**EXERCISE REQUIREMENTS:**
Each line containing the word "data" must be reported.
-----
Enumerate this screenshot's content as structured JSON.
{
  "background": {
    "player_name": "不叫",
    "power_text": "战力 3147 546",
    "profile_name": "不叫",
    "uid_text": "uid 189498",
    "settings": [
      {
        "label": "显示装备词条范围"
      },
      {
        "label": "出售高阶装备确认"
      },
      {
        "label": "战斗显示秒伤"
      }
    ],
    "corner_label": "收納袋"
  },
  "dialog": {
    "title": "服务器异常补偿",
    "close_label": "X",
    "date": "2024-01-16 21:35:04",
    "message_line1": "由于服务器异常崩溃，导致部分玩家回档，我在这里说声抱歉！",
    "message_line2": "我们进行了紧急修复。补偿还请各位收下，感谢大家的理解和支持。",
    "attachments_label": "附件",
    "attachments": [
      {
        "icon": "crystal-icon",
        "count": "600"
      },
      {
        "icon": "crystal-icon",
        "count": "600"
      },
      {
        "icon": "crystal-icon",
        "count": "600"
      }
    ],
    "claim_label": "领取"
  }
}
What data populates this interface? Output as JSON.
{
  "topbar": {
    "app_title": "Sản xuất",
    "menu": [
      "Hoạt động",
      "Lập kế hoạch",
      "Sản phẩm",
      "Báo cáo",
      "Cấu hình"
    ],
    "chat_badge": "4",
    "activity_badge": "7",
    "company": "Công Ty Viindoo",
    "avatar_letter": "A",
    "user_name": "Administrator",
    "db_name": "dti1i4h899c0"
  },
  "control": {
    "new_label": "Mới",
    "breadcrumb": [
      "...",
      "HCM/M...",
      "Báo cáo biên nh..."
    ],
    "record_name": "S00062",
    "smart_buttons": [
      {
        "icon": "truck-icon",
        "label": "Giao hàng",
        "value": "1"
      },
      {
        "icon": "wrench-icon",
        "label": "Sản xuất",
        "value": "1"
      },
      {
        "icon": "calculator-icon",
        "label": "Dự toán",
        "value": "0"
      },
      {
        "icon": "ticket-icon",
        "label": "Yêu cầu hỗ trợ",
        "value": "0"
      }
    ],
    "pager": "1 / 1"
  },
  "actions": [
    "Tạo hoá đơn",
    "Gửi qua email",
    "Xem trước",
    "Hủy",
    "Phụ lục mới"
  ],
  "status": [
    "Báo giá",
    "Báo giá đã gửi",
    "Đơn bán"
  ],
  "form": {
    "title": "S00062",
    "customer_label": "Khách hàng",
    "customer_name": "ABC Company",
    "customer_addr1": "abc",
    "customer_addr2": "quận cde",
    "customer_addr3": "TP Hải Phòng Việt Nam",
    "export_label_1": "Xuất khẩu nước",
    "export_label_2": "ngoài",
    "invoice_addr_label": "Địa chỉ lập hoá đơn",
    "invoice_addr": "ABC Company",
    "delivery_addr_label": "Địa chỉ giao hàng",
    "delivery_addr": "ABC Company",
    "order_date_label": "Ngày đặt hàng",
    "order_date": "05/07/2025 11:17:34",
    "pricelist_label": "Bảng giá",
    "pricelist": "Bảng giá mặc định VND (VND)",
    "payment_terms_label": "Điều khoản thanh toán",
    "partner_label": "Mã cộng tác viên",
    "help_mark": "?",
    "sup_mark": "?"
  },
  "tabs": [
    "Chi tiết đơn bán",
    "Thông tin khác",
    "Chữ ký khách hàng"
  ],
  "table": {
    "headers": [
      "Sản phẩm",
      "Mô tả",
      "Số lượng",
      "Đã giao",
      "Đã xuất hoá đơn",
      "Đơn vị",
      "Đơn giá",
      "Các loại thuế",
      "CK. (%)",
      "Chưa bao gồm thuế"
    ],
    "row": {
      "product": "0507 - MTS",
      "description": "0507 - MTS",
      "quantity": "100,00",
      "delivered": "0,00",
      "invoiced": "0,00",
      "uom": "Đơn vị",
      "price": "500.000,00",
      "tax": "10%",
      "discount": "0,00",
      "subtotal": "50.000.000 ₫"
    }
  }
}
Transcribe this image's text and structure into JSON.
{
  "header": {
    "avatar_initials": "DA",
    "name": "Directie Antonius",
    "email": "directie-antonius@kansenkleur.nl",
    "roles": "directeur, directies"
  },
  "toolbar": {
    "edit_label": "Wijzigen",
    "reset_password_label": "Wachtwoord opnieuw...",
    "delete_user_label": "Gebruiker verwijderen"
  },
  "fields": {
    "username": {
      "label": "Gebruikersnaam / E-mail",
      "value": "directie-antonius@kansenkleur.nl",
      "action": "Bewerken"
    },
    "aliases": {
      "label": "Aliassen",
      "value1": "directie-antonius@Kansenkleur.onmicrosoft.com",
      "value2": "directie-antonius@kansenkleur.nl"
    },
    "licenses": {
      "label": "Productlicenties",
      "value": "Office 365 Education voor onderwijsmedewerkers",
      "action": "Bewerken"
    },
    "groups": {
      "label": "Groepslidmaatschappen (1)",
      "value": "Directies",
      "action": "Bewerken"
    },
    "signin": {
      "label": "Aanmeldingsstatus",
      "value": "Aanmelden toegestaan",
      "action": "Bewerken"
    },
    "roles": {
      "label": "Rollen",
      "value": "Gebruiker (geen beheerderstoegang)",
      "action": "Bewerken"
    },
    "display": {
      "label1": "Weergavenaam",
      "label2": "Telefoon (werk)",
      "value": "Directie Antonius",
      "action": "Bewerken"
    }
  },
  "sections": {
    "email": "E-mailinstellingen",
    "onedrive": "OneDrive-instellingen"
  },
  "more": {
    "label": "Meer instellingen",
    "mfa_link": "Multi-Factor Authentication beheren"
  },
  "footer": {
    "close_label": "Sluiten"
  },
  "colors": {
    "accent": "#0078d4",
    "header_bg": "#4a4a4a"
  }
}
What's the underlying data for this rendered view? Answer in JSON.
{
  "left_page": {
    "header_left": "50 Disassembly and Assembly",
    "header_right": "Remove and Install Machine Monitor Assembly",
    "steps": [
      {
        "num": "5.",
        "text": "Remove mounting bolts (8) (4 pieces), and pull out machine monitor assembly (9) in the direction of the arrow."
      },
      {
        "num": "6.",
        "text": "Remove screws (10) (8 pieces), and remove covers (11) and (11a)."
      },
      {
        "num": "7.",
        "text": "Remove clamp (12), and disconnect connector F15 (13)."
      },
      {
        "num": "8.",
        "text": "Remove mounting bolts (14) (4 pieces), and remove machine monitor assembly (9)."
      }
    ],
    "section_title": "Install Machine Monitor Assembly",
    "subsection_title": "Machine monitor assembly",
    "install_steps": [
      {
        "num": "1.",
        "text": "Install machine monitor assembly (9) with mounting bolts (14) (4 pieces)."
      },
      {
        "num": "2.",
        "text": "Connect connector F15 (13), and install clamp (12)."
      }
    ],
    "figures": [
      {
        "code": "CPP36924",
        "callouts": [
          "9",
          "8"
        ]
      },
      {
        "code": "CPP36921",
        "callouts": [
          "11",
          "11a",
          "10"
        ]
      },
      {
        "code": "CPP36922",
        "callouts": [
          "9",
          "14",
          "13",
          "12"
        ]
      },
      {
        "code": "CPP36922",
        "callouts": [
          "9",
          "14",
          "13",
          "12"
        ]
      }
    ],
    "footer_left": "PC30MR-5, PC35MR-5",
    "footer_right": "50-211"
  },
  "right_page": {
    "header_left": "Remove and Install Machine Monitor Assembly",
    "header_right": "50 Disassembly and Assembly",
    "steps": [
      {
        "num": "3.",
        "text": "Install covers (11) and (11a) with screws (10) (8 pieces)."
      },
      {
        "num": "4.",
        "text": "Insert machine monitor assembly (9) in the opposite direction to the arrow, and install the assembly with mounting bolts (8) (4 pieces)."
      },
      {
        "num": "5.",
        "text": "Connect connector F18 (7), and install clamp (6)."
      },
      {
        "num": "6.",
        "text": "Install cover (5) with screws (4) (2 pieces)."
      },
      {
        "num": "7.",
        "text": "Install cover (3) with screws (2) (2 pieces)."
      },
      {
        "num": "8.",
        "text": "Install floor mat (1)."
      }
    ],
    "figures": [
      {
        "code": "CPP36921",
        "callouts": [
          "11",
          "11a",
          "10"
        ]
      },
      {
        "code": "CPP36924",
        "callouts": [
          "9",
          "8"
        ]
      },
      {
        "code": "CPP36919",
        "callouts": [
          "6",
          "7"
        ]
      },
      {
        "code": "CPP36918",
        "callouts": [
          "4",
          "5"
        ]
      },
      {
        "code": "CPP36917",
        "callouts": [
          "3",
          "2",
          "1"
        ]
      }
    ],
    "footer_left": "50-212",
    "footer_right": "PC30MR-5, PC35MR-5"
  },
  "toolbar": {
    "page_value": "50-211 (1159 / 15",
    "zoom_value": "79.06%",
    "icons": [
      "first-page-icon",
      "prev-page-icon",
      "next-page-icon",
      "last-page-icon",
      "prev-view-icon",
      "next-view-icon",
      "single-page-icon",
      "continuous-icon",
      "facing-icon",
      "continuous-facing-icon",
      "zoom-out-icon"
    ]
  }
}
-----
**WRITTEN ANSWER:**
What data populates this interface? Output as JSON.
What's the underlying data for this rendered view? Answer in JSON.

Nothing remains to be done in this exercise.